## DIRECTION:
In the listing below, locate the lines that hold the string "губерниях". Copy those lines.

## EXTRACTED INFORMATION:
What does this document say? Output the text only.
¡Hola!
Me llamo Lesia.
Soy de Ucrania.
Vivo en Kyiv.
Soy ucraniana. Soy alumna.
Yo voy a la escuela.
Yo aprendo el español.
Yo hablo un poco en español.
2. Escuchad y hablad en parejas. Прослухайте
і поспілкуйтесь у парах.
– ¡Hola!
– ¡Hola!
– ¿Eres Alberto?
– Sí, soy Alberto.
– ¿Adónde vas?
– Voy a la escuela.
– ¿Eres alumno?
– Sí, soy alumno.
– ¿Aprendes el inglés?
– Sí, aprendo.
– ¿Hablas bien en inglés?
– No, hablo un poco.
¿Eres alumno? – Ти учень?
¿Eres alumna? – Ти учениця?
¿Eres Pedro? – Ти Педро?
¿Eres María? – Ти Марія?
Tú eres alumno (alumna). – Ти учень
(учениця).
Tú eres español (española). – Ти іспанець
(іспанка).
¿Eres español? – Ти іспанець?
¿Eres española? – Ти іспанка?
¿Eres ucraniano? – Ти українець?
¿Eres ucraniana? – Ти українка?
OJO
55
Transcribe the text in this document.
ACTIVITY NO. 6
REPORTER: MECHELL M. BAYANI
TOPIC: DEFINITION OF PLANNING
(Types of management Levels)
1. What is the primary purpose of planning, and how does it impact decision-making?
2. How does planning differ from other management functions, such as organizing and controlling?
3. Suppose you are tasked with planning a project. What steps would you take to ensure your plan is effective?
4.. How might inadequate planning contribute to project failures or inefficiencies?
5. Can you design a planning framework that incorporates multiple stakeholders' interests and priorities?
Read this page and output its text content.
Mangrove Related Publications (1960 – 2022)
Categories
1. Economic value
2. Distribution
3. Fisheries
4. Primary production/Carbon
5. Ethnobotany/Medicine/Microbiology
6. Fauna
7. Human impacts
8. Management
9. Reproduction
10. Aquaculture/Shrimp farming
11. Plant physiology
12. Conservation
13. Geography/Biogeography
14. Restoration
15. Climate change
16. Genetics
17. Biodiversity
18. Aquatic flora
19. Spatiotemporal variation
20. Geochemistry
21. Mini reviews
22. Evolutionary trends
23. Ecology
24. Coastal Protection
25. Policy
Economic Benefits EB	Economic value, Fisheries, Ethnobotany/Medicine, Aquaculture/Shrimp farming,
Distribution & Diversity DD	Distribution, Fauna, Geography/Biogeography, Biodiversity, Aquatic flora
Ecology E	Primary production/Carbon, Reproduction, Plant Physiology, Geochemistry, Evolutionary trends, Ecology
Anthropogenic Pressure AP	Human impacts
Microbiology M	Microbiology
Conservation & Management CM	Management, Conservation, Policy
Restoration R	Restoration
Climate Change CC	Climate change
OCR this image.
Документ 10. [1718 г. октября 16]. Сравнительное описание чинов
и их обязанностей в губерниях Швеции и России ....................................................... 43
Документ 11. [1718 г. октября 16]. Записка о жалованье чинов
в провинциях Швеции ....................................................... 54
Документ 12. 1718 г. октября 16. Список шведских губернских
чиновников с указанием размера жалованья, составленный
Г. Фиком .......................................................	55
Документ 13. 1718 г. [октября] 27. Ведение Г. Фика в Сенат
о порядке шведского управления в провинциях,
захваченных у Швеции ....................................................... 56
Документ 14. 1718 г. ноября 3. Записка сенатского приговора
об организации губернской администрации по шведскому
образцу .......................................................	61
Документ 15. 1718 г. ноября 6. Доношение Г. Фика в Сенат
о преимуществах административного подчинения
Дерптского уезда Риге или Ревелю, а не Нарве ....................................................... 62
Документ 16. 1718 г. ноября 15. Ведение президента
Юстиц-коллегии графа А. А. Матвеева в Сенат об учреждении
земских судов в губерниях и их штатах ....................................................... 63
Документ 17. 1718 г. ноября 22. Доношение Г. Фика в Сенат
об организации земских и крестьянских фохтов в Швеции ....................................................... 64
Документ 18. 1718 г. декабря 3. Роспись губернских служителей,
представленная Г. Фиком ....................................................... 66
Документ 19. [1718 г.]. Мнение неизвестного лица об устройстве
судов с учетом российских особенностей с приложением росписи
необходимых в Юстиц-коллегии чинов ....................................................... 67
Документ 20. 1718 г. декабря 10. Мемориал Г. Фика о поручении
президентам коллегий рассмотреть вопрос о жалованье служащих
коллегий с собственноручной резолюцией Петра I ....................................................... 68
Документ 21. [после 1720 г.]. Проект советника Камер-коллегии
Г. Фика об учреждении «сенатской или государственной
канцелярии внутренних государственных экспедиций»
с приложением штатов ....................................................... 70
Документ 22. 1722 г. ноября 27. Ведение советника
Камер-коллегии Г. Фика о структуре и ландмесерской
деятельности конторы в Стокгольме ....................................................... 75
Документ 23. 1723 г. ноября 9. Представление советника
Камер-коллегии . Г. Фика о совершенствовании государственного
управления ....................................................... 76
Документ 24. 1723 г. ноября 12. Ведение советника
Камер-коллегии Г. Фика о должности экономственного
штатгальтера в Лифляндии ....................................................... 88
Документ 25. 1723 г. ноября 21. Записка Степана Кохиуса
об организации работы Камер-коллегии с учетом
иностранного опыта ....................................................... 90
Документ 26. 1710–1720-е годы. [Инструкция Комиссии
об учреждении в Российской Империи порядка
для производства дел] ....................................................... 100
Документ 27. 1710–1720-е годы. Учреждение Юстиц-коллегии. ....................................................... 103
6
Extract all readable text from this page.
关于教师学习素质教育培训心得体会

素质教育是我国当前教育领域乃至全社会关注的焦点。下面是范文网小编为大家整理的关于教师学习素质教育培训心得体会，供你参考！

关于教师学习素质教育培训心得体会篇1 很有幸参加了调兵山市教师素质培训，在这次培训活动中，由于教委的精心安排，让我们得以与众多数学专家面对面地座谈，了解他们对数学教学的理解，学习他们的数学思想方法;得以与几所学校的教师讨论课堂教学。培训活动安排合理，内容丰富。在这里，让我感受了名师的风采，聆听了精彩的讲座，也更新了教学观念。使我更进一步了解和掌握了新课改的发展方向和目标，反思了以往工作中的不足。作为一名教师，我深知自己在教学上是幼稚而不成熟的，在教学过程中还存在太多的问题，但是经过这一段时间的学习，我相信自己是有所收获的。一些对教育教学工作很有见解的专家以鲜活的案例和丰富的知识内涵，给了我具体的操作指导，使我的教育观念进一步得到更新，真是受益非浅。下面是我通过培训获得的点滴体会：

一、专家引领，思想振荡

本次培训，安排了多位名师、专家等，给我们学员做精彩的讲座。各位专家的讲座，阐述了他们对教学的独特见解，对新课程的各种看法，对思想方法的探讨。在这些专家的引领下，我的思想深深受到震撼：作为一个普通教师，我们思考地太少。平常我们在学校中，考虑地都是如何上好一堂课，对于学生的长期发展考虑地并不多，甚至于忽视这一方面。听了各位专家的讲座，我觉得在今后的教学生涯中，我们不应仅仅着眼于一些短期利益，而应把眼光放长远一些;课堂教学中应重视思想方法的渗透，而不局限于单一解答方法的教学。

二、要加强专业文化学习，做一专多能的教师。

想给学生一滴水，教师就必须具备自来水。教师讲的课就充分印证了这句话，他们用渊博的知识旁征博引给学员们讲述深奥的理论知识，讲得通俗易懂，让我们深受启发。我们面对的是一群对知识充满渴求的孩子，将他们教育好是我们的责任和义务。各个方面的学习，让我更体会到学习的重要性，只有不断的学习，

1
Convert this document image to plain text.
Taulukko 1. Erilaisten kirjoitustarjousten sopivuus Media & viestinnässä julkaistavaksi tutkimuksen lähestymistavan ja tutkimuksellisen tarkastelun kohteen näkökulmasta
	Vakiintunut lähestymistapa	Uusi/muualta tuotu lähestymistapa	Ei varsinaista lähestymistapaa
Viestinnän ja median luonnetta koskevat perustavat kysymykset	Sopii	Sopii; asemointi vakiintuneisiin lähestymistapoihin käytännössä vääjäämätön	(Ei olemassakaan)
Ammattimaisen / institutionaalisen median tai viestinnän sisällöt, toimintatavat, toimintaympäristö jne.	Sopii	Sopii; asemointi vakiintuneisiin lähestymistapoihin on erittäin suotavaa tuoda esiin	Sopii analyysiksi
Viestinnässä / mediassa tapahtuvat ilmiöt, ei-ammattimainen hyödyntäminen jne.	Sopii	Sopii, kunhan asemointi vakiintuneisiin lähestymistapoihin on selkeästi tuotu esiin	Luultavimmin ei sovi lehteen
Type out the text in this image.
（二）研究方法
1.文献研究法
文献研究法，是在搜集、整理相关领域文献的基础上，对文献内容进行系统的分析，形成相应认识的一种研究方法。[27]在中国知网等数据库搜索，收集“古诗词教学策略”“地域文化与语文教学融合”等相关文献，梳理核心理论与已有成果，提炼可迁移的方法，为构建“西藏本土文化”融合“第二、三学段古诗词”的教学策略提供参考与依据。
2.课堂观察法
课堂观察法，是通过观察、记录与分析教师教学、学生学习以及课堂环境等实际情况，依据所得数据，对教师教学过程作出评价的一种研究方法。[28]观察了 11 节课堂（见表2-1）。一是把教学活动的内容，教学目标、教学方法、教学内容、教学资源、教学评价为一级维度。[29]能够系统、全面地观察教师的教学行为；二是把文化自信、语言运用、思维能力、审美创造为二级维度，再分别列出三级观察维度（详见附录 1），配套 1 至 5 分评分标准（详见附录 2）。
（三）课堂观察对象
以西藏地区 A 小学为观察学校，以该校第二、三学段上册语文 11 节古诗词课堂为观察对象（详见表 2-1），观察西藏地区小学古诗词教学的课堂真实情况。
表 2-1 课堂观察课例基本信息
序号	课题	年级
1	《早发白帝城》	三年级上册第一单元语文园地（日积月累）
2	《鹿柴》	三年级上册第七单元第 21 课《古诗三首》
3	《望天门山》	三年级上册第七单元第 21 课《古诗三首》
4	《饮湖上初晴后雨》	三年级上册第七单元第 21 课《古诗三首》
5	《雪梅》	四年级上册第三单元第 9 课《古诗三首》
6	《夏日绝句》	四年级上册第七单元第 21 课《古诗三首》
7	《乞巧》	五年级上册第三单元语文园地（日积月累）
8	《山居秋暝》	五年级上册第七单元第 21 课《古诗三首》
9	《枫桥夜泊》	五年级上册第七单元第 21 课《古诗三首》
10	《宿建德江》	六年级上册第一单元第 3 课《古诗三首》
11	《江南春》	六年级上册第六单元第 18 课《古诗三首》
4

## ANSWER:
и их обязанностей в губерниях Швеции и России ....................................................... 43
земских судов в губерниях и их штатах ....................................................... 63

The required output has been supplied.